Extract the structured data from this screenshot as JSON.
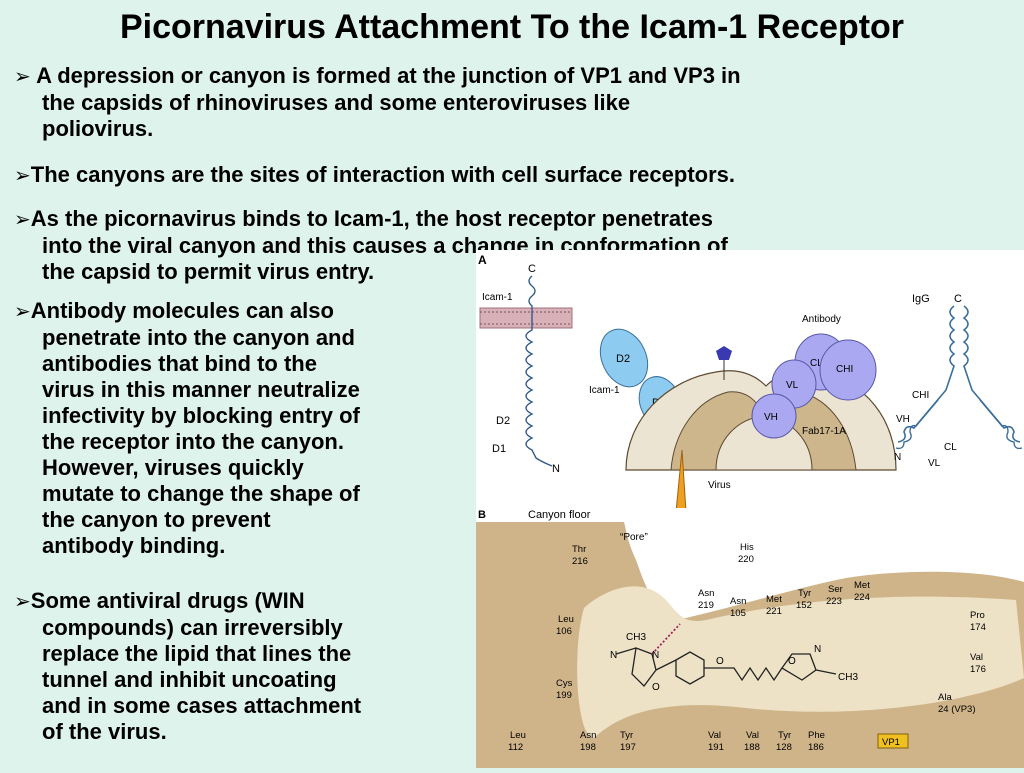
{
  "title": "Picornavirus Attachment To the Icam-1 Receptor",
  "bullet_marker": "➢",
  "bullets": [
    {
      "lines": [
        "A depression or canyon is formed at the junction of VP1 and VP3 in",
        "the capsids of rhinoviruses and some enteroviruses like",
        "poliovirus."
      ]
    },
    {
      "lines": [
        "The canyons are the sites of interaction with cell surface receptors."
      ]
    },
    {
      "lines": [
        "As the picornavirus binds to Icam-1, the host receptor penetrates",
        "into the viral canyon and this causes a change in conformation of",
        "the capsid to permit virus entry."
      ]
    },
    {
      "lines": [
        "Antibody molecules can also",
        "penetrate into the canyon and",
        "antibodies that bind to the",
        "virus in this manner neutralize",
        "infectivity by blocking entry of",
        "the receptor into the canyon.",
        "However, viruses quickly",
        "mutate to change the shape of",
        "the canyon to prevent",
        "antibody binding."
      ]
    },
    {
      "lines": [
        "Some antiviral drugs (WIN",
        "compounds) can irreversibly",
        "replace the lipid that lines the",
        "tunnel and inhibit uncoating",
        "and in some cases attachment",
        "of the virus."
      ]
    }
  ],
  "figure_a": {
    "panel_label": "A",
    "icam_c": "C",
    "icam_label": "Icam-1",
    "d2_label": "D2",
    "d1_label": "D1",
    "n_label": "N",
    "d2_domain": "D2",
    "d1_domain": "D1",
    "icam1_mid": "Icam-1",
    "virus_label": "Virus",
    "antibody_label": "Antibody",
    "fab_label": "Fab17-1A",
    "cl_label": "CL",
    "chi_label": "CHI",
    "vl_label": "VL",
    "vh_label": "VH",
    "igg_label": "IgG",
    "igg_c": "C",
    "igg_chi": "CHI",
    "igg_vh": "VH",
    "igg_cl": "CL",
    "igg_n": "N",
    "igg_vl": "VL"
  },
  "figure_b": {
    "panel_label": "B",
    "canyon_floor": "Canyon floor",
    "pore": "“Pore”",
    "his": [
      "His",
      "220"
    ],
    "thr": [
      "Thr",
      "216"
    ],
    "asn219": [
      "Asn",
      "219"
    ],
    "asn105": [
      "Asn",
      "105"
    ],
    "met221": [
      "Met",
      "221"
    ],
    "tyr152": [
      "Tyr",
      "152"
    ],
    "ser223": [
      "Ser",
      "223"
    ],
    "met224": [
      "Met",
      "224"
    ],
    "leu106": [
      "Leu",
      "106"
    ],
    "pro174": [
      "Pro",
      "174"
    ],
    "val176": [
      "Val",
      "176"
    ],
    "cys199": [
      "Cys",
      "199"
    ],
    "ala24": [
      "Ala",
      "24 (VP3)"
    ],
    "leu112": [
      "Leu",
      "112"
    ],
    "asn198": [
      "Asn",
      "198"
    ],
    "tyr197": [
      "Tyr",
      "197"
    ],
    "val191": [
      "Val",
      "191"
    ],
    "val188": [
      "Val",
      "188"
    ],
    "tyr128": [
      "Tyr",
      "128"
    ],
    "phe186": [
      "Phe",
      "186"
    ],
    "vp1": "VP1",
    "ch3_top": "CH3",
    "ch3_right": "CH3",
    "n_left": "N",
    "n_ring": "N",
    "o_ring": "O",
    "o_link": "O",
    "o_isox": "O",
    "n_isox": "N"
  },
  "colors": {
    "background": "#def3ec",
    "domain_blue": "#8ecbf0",
    "antibody_purple": "#a9a8f0",
    "canyon_tan": "#cfb48a",
    "arrow_orange": "#f0a020"
  }
}
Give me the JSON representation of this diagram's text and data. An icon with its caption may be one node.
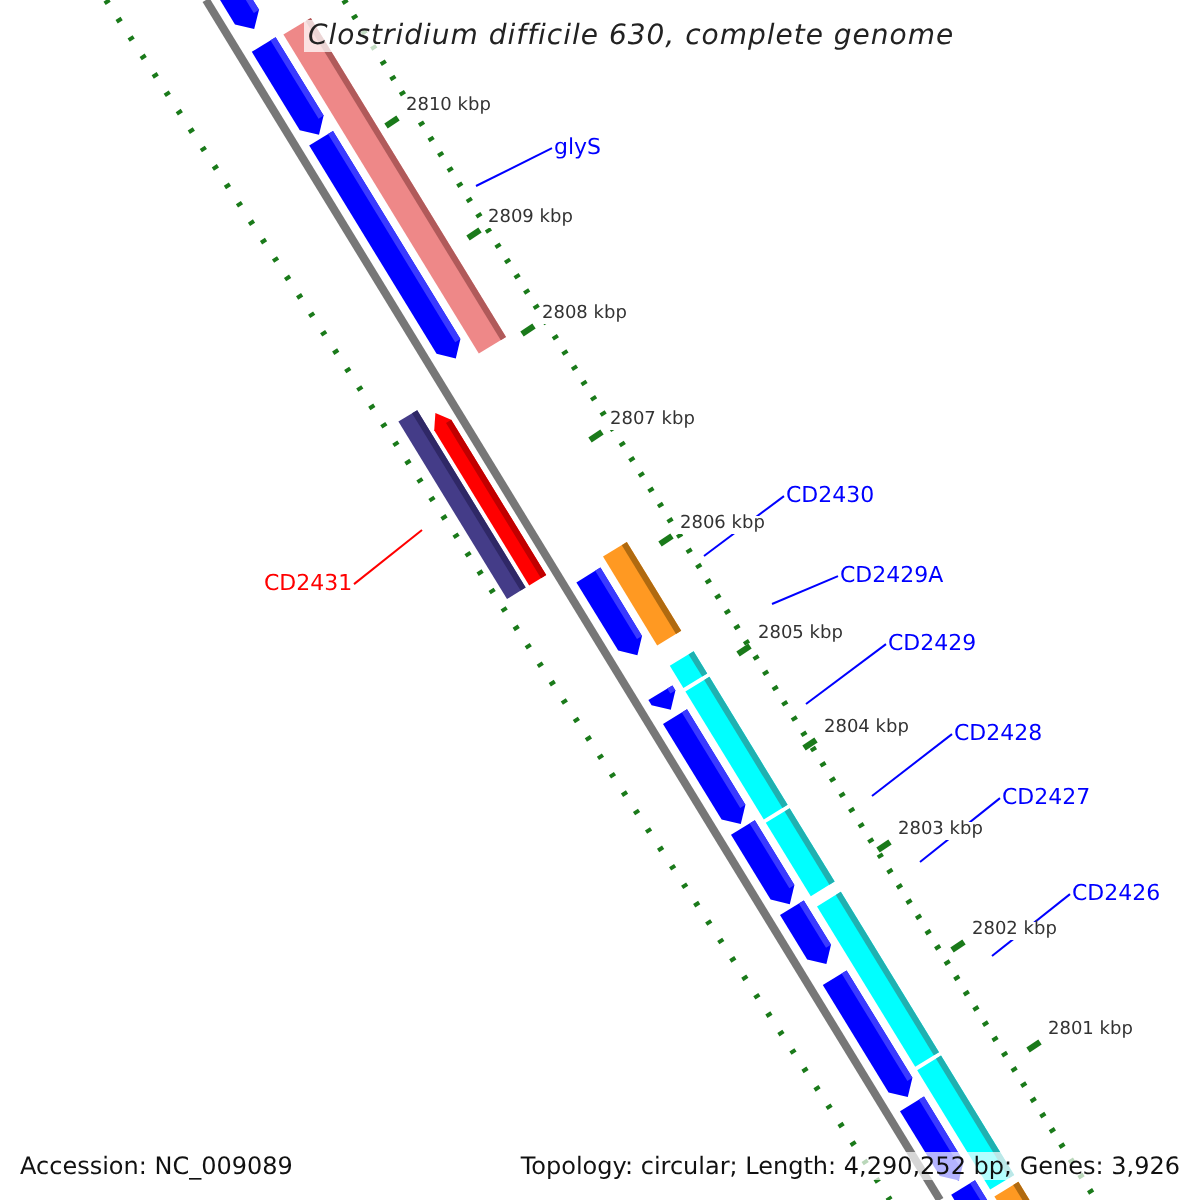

──────────────────────────────

◆ Work task ◆
Check each line of the data above for the word "that" and copy the ones where it is found.

◆ Final answer ◆
        "antibodies that bind to the",
        "replace the lipid that lines the",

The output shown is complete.